## What the task requires
Pull out from the material below all lines with "Medicare".

[Saved data entries]
......

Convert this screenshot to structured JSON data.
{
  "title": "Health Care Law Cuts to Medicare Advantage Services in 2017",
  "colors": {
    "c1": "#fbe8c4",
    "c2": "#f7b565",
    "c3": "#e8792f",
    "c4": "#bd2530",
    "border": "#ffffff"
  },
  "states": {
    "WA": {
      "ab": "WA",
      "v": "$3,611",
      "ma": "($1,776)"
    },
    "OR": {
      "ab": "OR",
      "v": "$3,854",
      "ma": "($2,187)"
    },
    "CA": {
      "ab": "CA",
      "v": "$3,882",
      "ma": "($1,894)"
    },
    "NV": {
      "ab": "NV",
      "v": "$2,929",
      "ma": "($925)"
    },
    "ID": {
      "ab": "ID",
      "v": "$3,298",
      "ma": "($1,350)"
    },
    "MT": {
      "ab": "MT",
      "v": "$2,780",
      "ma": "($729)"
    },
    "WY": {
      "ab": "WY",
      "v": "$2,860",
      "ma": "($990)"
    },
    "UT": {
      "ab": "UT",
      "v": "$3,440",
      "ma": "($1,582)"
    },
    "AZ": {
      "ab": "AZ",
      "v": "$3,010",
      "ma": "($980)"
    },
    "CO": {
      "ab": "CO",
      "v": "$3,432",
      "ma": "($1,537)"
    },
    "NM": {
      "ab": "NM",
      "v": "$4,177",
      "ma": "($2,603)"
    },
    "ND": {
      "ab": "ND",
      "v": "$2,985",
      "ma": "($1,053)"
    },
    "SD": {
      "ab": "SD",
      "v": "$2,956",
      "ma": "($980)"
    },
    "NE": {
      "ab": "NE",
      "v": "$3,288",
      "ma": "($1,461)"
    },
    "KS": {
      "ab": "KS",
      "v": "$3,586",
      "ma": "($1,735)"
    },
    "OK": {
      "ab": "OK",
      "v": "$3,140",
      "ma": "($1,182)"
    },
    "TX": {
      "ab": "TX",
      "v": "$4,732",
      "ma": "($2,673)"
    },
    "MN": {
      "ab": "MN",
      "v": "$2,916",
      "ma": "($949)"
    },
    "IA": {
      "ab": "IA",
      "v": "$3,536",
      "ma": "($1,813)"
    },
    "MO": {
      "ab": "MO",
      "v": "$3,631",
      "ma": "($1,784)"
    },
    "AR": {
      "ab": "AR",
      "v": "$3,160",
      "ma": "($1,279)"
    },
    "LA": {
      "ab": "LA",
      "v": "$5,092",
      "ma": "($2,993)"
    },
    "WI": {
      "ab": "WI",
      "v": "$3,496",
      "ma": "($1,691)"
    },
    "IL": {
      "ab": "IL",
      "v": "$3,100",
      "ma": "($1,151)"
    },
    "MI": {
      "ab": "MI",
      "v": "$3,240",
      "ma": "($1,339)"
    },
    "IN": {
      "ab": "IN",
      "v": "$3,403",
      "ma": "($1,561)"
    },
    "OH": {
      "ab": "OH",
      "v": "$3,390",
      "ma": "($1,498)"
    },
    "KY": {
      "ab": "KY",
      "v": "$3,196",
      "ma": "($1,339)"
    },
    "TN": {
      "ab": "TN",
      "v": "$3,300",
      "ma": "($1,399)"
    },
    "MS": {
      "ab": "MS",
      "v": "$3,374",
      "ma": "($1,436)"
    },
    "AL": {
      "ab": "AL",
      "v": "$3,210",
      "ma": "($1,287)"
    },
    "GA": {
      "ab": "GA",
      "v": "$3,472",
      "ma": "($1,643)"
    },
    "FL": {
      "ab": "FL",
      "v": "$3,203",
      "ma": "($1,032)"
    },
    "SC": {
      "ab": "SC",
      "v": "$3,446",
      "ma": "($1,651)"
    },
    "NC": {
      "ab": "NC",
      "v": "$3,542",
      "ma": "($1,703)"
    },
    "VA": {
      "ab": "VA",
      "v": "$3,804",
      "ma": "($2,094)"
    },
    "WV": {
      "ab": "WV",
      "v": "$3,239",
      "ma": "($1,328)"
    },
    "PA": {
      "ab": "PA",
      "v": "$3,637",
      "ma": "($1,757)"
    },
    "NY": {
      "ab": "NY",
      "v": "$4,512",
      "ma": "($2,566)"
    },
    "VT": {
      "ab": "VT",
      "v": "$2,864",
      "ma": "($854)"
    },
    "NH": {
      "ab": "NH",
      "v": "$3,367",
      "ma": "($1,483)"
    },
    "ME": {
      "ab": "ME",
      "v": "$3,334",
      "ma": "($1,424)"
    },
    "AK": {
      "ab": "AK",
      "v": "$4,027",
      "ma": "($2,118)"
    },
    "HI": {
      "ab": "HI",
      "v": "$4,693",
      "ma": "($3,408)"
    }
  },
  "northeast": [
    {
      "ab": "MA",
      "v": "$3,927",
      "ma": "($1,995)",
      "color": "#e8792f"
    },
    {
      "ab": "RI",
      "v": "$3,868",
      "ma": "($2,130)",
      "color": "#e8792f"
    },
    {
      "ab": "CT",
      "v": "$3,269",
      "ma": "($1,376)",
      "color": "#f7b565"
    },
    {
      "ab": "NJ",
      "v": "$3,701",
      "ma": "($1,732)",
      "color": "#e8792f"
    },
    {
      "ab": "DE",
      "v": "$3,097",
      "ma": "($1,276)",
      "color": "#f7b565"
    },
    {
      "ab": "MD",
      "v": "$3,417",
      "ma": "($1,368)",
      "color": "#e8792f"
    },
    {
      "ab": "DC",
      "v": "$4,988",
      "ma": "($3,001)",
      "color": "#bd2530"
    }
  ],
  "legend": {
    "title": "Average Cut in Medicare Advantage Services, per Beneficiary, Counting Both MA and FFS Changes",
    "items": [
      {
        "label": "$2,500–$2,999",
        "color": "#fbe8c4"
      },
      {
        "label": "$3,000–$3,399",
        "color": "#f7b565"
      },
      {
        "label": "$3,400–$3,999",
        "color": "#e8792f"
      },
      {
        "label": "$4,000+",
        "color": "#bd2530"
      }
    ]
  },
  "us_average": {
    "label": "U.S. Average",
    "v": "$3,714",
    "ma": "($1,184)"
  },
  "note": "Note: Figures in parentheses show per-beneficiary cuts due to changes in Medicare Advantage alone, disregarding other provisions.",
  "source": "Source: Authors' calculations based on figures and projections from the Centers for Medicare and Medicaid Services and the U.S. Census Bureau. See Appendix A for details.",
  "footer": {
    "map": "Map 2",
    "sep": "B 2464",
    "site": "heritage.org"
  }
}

......

## Written response
  "title": "Health Care Law Cuts to Medicare Advantage Services in 2017",
    "title": "Average Cut in Medicare Advantage Services, per Beneficiary, Counting Both MA and FFS Changes",
  "note": "Note: Figures in parentheses show per-beneficiary cuts due to changes in Medicare Advantage alone, disregarding other provisions.",
  "source": "Source: Authors' calculations based on figures and projections from the Centers for Medicare and Medicaid Services and the U.S. Census Bureau. See Appendix A for details.",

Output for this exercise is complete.